- **目的 a**
以下のレコードについて、先頭の行から「x-tick-label: 400.00 [984, 717, 1016, 732]」を含む行までを、その行も含めて番号付きリストに変換してください。空行は除きます。

- **抜粋テキスト**
══════
三浦「(当店では)いろいろな体験があるんですけれども、焚き火ラウンジの中では、いちばん火起こしがお客様の満足度も高かったりとか、楽しんでいただけているコンテンツのひとつですね」
菖蒲「寒くなってきたこの季節、より焚き火ってありがたみが大きいですから、頑張って火起こししますか」
●しましょう! では三浦さん、まず何から始めたらいいでしょう?
三浦「はい、薪の種類がふたつありまして、この細いほうが針葉樹の薪になります。下にあるのが広葉樹の薪で、このラミネートに書いてある通りなんです」
●あっ、マニュアルが焚き火ラウンジにもあるんですね。
三浦「はい、この針葉樹のほうは中がスカスカで、持ってみるとわかるんですけれども、結構軽い薪になっています」
●本当ですね。すごく軽いです。
菖蒲「針葉樹ってスギとか?」
三浦「そうですね。スギとかヒノキとか、そういった木になります。で、反対に広葉樹のほうは木目が針葉樹に比べて詰まっています」
菖蒲「確かに、全然違いますね」
三浦「その分、持ってすごく重みのある薪ですね」
●本当だ。ずっしりしますね。
三浦「広葉樹のほうは火がつきにくく、その分、長い時間ゆっくり燃焼していくんですね。火がつきにくい特徴があるので、最初に火がつきやすい針葉樹に火をつけて、それを徐々に広葉樹に移していくっていう流れになります」
菖蒲「小さい火を段々と大きくしていくっていうようなイメージですよね」
══════
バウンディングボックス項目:
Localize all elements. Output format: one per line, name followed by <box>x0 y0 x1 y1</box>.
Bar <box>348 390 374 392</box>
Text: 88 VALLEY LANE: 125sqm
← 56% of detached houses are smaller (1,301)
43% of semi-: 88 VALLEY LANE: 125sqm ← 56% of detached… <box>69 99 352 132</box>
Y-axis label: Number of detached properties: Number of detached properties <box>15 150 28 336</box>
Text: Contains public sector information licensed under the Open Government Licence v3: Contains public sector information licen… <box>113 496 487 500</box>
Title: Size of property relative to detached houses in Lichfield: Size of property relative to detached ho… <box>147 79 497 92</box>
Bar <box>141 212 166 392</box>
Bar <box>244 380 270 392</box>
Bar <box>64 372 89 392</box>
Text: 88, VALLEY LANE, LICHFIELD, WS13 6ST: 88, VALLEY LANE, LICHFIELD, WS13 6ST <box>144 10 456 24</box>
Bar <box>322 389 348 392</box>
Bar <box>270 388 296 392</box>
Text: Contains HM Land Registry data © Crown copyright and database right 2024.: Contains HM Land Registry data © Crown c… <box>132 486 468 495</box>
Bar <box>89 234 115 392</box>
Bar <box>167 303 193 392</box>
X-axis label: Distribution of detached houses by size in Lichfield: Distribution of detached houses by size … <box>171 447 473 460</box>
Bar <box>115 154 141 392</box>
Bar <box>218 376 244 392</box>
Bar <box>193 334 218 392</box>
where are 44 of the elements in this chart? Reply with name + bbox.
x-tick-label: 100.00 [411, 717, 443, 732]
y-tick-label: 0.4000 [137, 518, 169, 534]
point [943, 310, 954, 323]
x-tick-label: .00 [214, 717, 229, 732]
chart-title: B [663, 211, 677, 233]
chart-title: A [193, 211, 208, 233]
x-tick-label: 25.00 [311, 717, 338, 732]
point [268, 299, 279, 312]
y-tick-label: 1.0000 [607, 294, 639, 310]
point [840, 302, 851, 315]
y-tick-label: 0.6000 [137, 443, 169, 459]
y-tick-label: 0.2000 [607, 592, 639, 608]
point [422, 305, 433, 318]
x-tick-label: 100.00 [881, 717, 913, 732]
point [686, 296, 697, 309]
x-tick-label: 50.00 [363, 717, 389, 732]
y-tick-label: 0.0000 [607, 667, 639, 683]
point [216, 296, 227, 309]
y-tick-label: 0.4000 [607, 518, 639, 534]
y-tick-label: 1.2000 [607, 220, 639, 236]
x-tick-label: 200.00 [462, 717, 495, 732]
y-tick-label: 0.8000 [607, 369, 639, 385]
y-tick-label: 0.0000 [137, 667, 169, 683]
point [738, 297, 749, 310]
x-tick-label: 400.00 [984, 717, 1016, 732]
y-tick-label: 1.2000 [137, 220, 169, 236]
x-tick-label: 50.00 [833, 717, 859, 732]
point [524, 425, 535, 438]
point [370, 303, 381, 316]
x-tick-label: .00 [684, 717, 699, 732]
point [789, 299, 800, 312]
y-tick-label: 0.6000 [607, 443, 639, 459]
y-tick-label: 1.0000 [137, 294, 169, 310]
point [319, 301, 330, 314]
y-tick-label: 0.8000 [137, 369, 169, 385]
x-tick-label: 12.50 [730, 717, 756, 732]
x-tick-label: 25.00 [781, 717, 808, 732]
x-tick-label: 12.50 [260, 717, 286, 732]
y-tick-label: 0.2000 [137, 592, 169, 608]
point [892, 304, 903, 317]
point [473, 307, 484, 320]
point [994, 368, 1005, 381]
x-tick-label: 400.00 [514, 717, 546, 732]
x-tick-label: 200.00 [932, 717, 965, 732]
══════
- **目的 b**
焚き火の火起こしに関する対談から、「三浦「はい、薪の種類がふたつ」を含む箇所で始まり「菖蒲「確かに、全然違いますね」」で終わる部分を、一字一句変えずにそのまま返してください。

- **最終回答 a**
1. Localize all elements. Output format: one per line, name followed by <box>x0 y0 x1 y1</box>.
2. Bar <box>348 390 374 392</box>
3. Text: 88 VALLEY LANE: 125sqm
4. ← 56% of detached houses are smaller (1,301)
5. 43% of semi-: 88 VALLEY LANE: 125sqm ← 56% of detached… <box>69 99 352 132</box>
6. Y-axis label: Number of detached properties: Number of detached properties <box>15 150 28 336</box>
7. Text: Contains public sector information licensed under the Open Government Licence v3: Contains public sector information licen… <box>113 496 487 500</box>
8. Title: Size of property relative to detached houses in Lichfield: Size of property relative to detached ho… <box>147 79 497 92</box>
9. Bar <box>141 212 166 392</box>
10. Bar <box>244 380 270 392</box>
11. Bar <box>64 372 89 392</box>
12. Text: 88, VALLEY LANE, LICHFIELD, WS13 6ST: 88, VALLEY LANE, LICHFIELD, WS13 6ST <box>144 10 456 24</box>
13. Bar <box>322 389 348 392</box>
14. Bar <box>270 388 296 392</box>
15. Text: Contains HM Land Registry data © Crown copyright and database right 2024.: Contains HM Land Registry data © Crown c… <box>132 486 468 495</box>
16. Bar <box>89 234 115 392</box>
17. Bar <box>167 303 193 392</box>
18. X-axis label: Distribution of detached houses by size in Lichfield: Distribution of detached houses by size … <box>171 447 473 460</box>
19. Bar <box>115 154 141 392</box>
20. Bar <box>218 376 244 392</box>
21. Bar <box>193 334 218 392</box>
22. where are 44 of the elements in this chart? Reply with name + bbox.
23. x-tick-label: 100.00 [411, 717, 443, 732]
24. y-tick-label: 0.4000 [137, 518, 169, 534]
25. point [943, 310, 954, 323]
26. x-tick-label: .00 [214, 717, 229, 732]
27. chart-title: B [663, 211, 677, 233]
28. chart-title: A [193, 211, 208, 233]
29. x-tick-label: 25.00 [311, 717, 338, 732]
30. point [268, 299, 279, 312]
31. y-tick-label: 1.0000 [607, 294, 639, 310]
32. point [840, 302, 851, 315]
33. y-tick-label: 0.6000 [137, 443, 169, 459]
34. y-tick-label: 0.2000 [607, 592, 639, 608]
35. point [422, 305, 433, 318]
36. x-tick-label: 100.00 [881, 717, 913, 732]
37. point [686, 296, 697, 309]
38. x-tick-label: 50.00 [363, 717, 389, 732]
39. y-tick-label: 0.0000 [607, 667, 639, 683]
40. point [216, 296, 227, 309]
41. y-tick-label: 0.4000 [607, 518, 639, 534]
42. y-tick-label: 1.2000 [607, 220, 639, 236]
43. x-tick-label: 200.00 [462, 717, 495, 732]
44. y-tick-label: 0.8000 [607, 369, 639, 385]
45. y-tick-label: 0.0000 [137, 667, 169, 683]
46. point [738, 297, 749, 310]
47. x-tick-label: 400.00 [984, 717, 1016, 732]

- **最終回答 b**
三浦「はい、薪の種類がふたつありまして、この細いほうが針葉樹の薪になります。下にあるのが広葉樹の薪で、このラミネートに書いてある通りなんです」
●あっ、マニュアルが焚き火ラウンジにもあるんですね。
三浦「はい、この針葉樹のほうは中がスカスカで、持ってみるとわかるんですけれども、結構軽い薪になっています」
●本当ですね。すごく軽いです。
菖蒲「針葉樹ってスギとか?」
三浦「そうですね。スギとかヒノキとか、そういった木になります。で、反対に広葉樹のほうは木目が針葉樹に比べて詰まっています」
菖蒲「確かに、全然違いますね」